■ Exercise description
Can you reproduce, without changes, the stretch of the material from the line containing "data-label: -1,06 — [483, 363, 515, 379]" through the line containing "data-label: 34,34 — [599, 123, 634, 139]", both included?

■ Records

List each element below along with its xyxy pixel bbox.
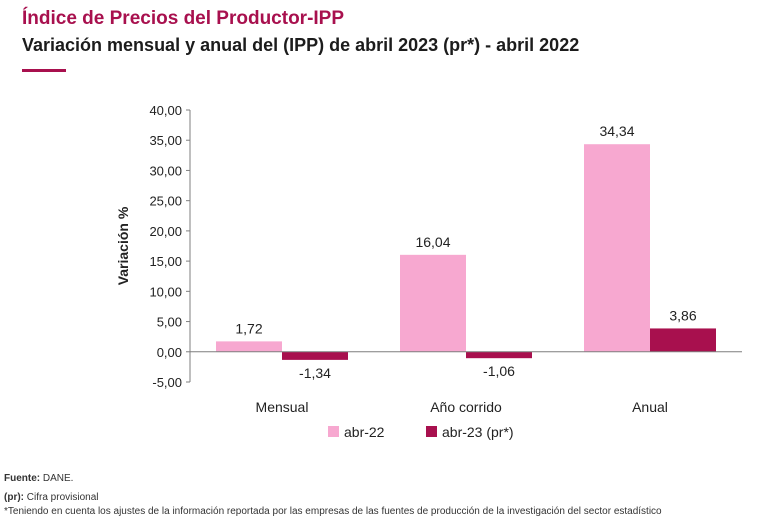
data-label: -1,06 — [483, 363, 515, 379]
source-value: DANE. — [42, 473, 74, 484]
bar-abr-23 — [650, 328, 716, 352]
title-accent-line — [22, 69, 66, 72]
x-category-label: Mensual — [256, 399, 309, 415]
data-label: -1,34 — [299, 365, 331, 381]
provisional-value: Cifra provisional — [26, 492, 99, 503]
y-tick-label: 5,00 — [157, 315, 182, 330]
y-tick-label: 40,00 — [149, 103, 182, 118]
data-label: 1,72 — [235, 320, 262, 336]
provisional-note: (pr): Cifra provisional — [4, 492, 98, 503]
x-category-label: Año corrido — [430, 399, 502, 415]
y-tick-label: 10,00 — [149, 284, 182, 299]
bar-abr-23 — [466, 351, 532, 359]
y-tick-label: -5,00 — [152, 375, 182, 390]
data-label: 16,04 — [415, 234, 450, 250]
y-tick-label: 25,00 — [149, 194, 182, 209]
data-label: 3,86 — [669, 307, 696, 323]
y-tick-label: 20,00 — [149, 224, 182, 239]
bar-abr-22 — [400, 254, 466, 352]
source-label: Fuente: — [4, 473, 41, 484]
legend-swatch — [426, 426, 437, 437]
data-label: 34,34 — [599, 123, 634, 139]
legend-label: abr-23 (pr*) — [442, 424, 514, 440]
provisional-label: (pr): — [4, 492, 24, 503]
bar-abr-22 — [584, 144, 650, 352]
chart-title: Índice de Precios del Productor-IPP — [22, 8, 345, 29]
x-category-label: Anual — [632, 399, 668, 415]
y-tick-label: 0,00 — [157, 345, 182, 360]
y-tick-label: 15,00 — [149, 254, 182, 269]
legend-swatch — [328, 426, 339, 437]
source-note: Fuente: DANE. — [4, 473, 73, 484]
y-axis-label: Variación % — [115, 206, 131, 285]
y-tick-label: 35,00 — [149, 133, 182, 148]
y-tick-label: 30,00 — [149, 163, 182, 178]
bar-abr-23 — [282, 351, 348, 360]
chart-subtitle: Variación mensual y anual del (IPP) de a… — [22, 35, 580, 55]
bar-abr-22 — [216, 341, 282, 352]
legend-label: abr-22 — [344, 424, 385, 440]
bar-chart: 40,00 35,00 30,00 25,00 20,00 15,00 10,00 5,00 0… — [115, 103, 742, 440]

■ Complete response
data-label: -1,06 — [483, 363, 515, 379]
source-value: DANE. — [42, 473, 74, 484]
bar-abr-23 — [650, 328, 716, 352]
title-accent-line — [22, 69, 66, 72]
x-category-label: Mensual — [256, 399, 309, 415]
data-label: -1,34 — [299, 365, 331, 381]
provisional-value: Cifra provisional — [26, 492, 99, 503]
y-tick-label: 5,00 — [157, 315, 182, 330]
y-tick-label: 40,00 — [149, 103, 182, 118]
data-label: 1,72 — [235, 320, 262, 336]
provisional-note: (pr): Cifra provisional — [4, 492, 98, 503]
x-category-label: Año corrido — [430, 399, 502, 415]
y-tick-label: 10,00 — [149, 284, 182, 299]
bar-abr-23 — [466, 351, 532, 359]
y-tick-label: -5,00 — [152, 375, 182, 390]
data-label: 16,04 — [415, 234, 450, 250]
y-tick-label: 25,00 — [149, 194, 182, 209]
data-label: 3,86 — [669, 307, 696, 323]
y-tick-label: 20,00 — [149, 224, 182, 239]
bar-abr-22 — [400, 254, 466, 352]
source-label: Fuente: — [4, 473, 41, 484]
legend-swatch — [426, 426, 437, 437]
data-label: 34,34 — [599, 123, 634, 139]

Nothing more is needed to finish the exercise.